* **EXERCISE DESCRIPTION**
Could you repeat the records below exactly, leaving out any pictures?

* **AVAILABLE RECORDS**

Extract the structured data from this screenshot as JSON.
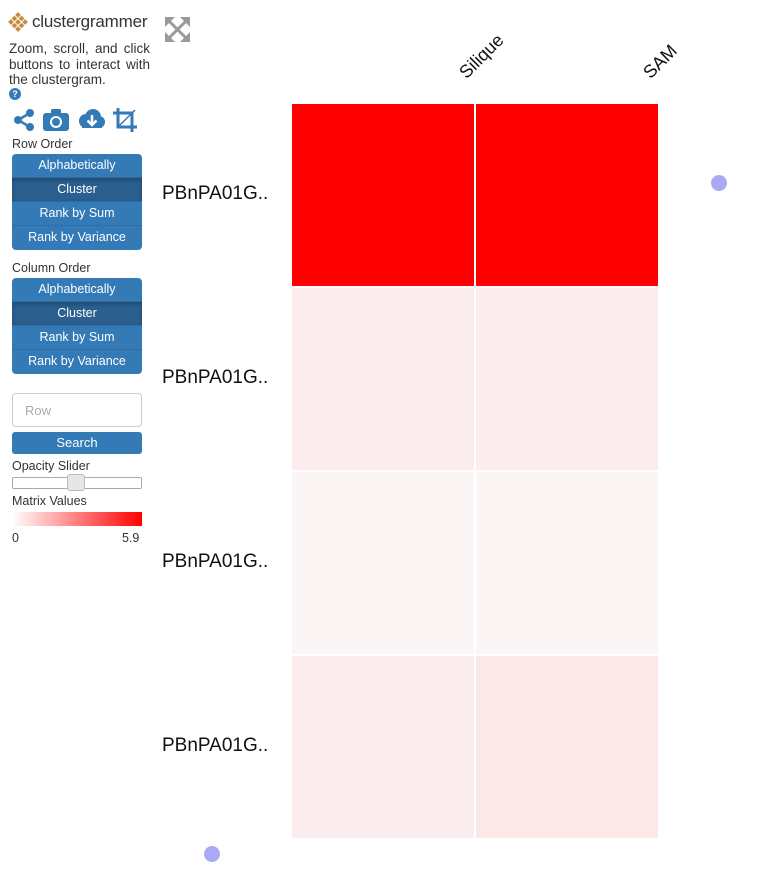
{
  "app": {
    "name": "clustergrammer",
    "instructions": "Zoom, scroll, and click buttons to interact with the clustergram.",
    "help_glyph": "?"
  },
  "toolbar_icons": [
    "share-icon",
    "camera-icon",
    "cloud-download-icon",
    "crop-icon"
  ],
  "row_order": {
    "label": "Row Order",
    "options": [
      "Alphabetically",
      "Cluster",
      "Rank by Sum",
      "Rank by Variance"
    ],
    "selected": "Cluster"
  },
  "column_order": {
    "label": "Column Order",
    "options": [
      "Alphabetically",
      "Cluster",
      "Rank by Sum",
      "Rank by Variance"
    ],
    "selected": "Cluster"
  },
  "search": {
    "placeholder": "Row",
    "button_label": "Search"
  },
  "opacity_slider": {
    "label": "Opacity Slider",
    "value": 0.5
  },
  "matrix_values": {
    "label": "Matrix Values",
    "min": "0",
    "max": "5.9",
    "color_low": "#ffffff",
    "color_high": "#ff0000"
  },
  "columns": [
    "Silique",
    "SAM"
  ],
  "rows": [
    "PBnPA01G..",
    "PBnPA01G..",
    "PBnPA01G..",
    "PBnPA01G.."
  ],
  "matrix": [
    [
      "#ff0000",
      "#ff0000"
    ],
    [
      "#fbeded",
      "#fbeded"
    ],
    [
      "#fbf5f5",
      "#fbf5f5"
    ],
    [
      "#fbeded",
      "#fbe8e8"
    ]
  ]
}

* **TASK RESPONSE**
Extract the structured data from this screenshot as JSON.
{
  "app": {
    "name": "clustergrammer",
    "instructions": "Zoom, scroll, and click buttons to interact with the clustergram.",
    "help_glyph": "?"
  },
  "toolbar_icons": [
    "share-icon",
    "camera-icon",
    "cloud-download-icon",
    "crop-icon"
  ],
  "row_order": {
    "label": "Row Order",
    "options": [
      "Alphabetically",
      "Cluster",
      "Rank by Sum",
      "Rank by Variance"
    ],
    "selected": "Cluster"
  },
  "column_order": {
    "label": "Column Order",
    "options": [
      "Alphabetically",
      "Cluster",
      "Rank by Sum",
      "Rank by Variance"
    ],
    "selected": "Cluster"
  },
  "search": {
    "placeholder": "Row",
    "button_label": "Search"
  },
  "opacity_slider": {
    "label": "Opacity Slider",
    "value": 0.5
  },
  "matrix_values": {
    "label": "Matrix Values",
    "min": "0",
    "max": "5.9",
    "color_low": "#ffffff",
    "color_high": "#ff0000"
  },
  "columns": [
    "Silique",
    "SAM"
  ],
  "rows": [
    "PBnPA01G..",
    "PBnPA01G..",
    "PBnPA01G..",
    "PBnPA01G.."
  ],
  "matrix": [
    [
      "#ff0000",
      "#ff0000"
    ],
    [
      "#fbeded",
      "#fbeded"
    ],
    [
      "#fbf5f5",
      "#fbf5f5"
    ],
    [
      "#fbeded",
      "#fbe8e8"
    ]
  ]
}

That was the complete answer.